WHAT THE TASK REQUIRES — Reproduce all the lines below exactly and omit the images.

Dataset records —
————————
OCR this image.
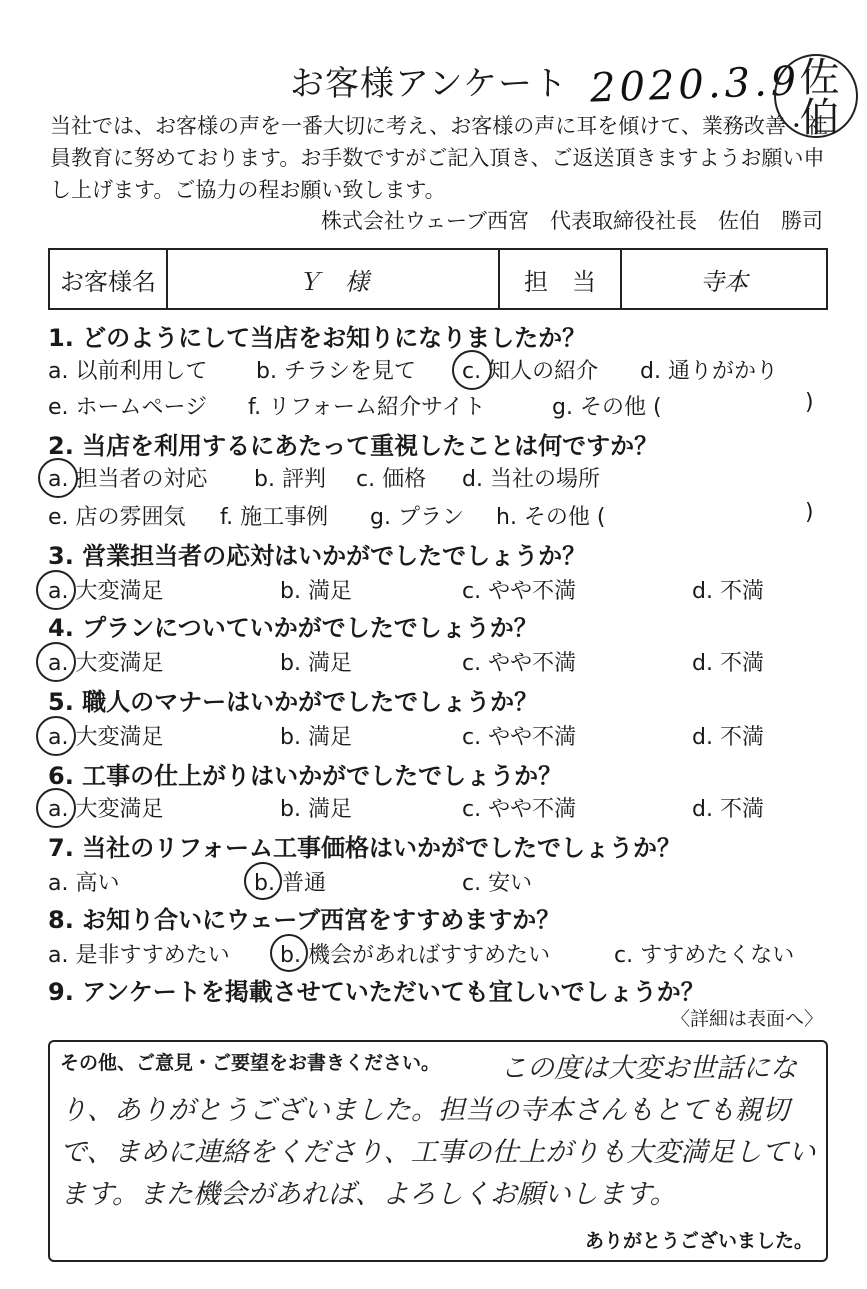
お客様アンケート 2020.3.9
佐伯
当社では、お客様の声を一番大切に考え、お客様の声に耳を傾けて、業務改善・社員教育に努めております。お手数ですがご記入頂き、ご返送頂きますようお願い申し上げます。ご協力の程お願い致します。
株式会社ウェーブ西宮　代表取締役社長　佐伯　勝司
お客様名	Ｙ　様	担　当	寺本
1. どのようにして当店をお知りになりましたか？
a. 以前利用して b. チラシを見て c. 知人の紹介 d. 通りがかり
e. ホームページ f. リフォーム紹介サイト	g. その他 (	)
2. 当店を利用するにあたって重視したことは何ですか？
a. 担当者の対応 b. 評判 c. 価格 d. 当社の場所
e. 店の雰囲気 f. 施工事例 g. プラン h. その他 (	)
3. 営業担当者の応対はいかがでしたでしょうか？
a. 大変満足	b. 満足	c. やや不満	d. 不満
4. プランについていかがでしたでしょうか？
a. 大変満足	b. 満足	c. やや不満	d. 不満
5. 職人のマナーはいかがでしたでしょうか？
a. 大変満足	b. 満足	c. やや不満	d. 不満
6. 工事の仕上がりはいかがでしたでしょうか？
a. 大変満足	b. 満足	c. やや不満	d. 不満
7. 当社のリフォーム工事価格はいかがでしたでしょうか？
a. 高い	b. 普通	c. 安い
8. お知り合いにウェーブ西宮をすすめますか？
a. 是非すすめたい b. 機会があればすすめたい	c. すすめたくない
9. アンケートを掲載させていただいても宜しいでしょうか？
〈詳細は表面へ〉
その他、ご意見・ご要望をお書きください。	この度は大変お世話になり、ありがとうございました。担当の寺本さんもとても親切で、まめに連絡をくださり、工事の仕上がりも大変満足しています。また機会があれば、よろしくお願いします。
ありがとうございました。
————————
ANSWER TO THE PROBLEM —
OCR this image.
お客様アンケート 2020.3.9
佐伯
当社では、お客様の声を一番大切に考え、お客様の声に耳を傾けて、業務改善・社員教育に努めております。お手数ですがご記入頂き、ご返送頂きますようお願い申し上げます。ご協力の程お願い致します。
株式会社ウェーブ西宮　代表取締役社長　佐伯　勝司
お客様名	Ｙ　様	担　当	寺本
1. どのようにして当店をお知りになりましたか？
a. 以前利用して b. チラシを見て c. 知人の紹介 d. 通りがかり
e. ホームページ f. リフォーム紹介サイト	g. その他 (	)
2. 当店を利用するにあたって重視したことは何ですか？
a. 担当者の対応 b. 評判 c. 価格 d. 当社の場所
e. 店の雰囲気 f. 施工事例 g. プラン h. その他 (	)
3. 営業担当者の応対はいかがでしたでしょうか？
a. 大変満足	b. 満足	c. やや不満	d. 不満
4. プランについていかがでしたでしょうか？
a. 大変満足	b. 満足	c. やや不満	d. 不満
5. 職人のマナーはいかがでしたでしょうか？
a. 大変満足	b. 満足	c. やや不満	d. 不満
6. 工事の仕上がりはいかがでしたでしょうか？
a. 大変満足	b. 満足	c. やや不満	d. 不満
7. 当社のリフォーム工事価格はいかがでしたでしょうか？
a. 高い	b. 普通	c. 安い
8. お知り合いにウェーブ西宮をすすめますか？
a. 是非すすめたい b. 機会があればすすめたい	c. すすめたくない
9. アンケートを掲載させていただいても宜しいでしょうか？
〈詳細は表面へ〉
その他、ご意見・ご要望をお書きください。	この度は大変お世話になり、ありがとうございました。担当の寺本さんもとても親切で、まめに連絡をくださり、工事の仕上がりも大変満足しています。また機会があれば、よろしくお願いします。
ありがとうございました。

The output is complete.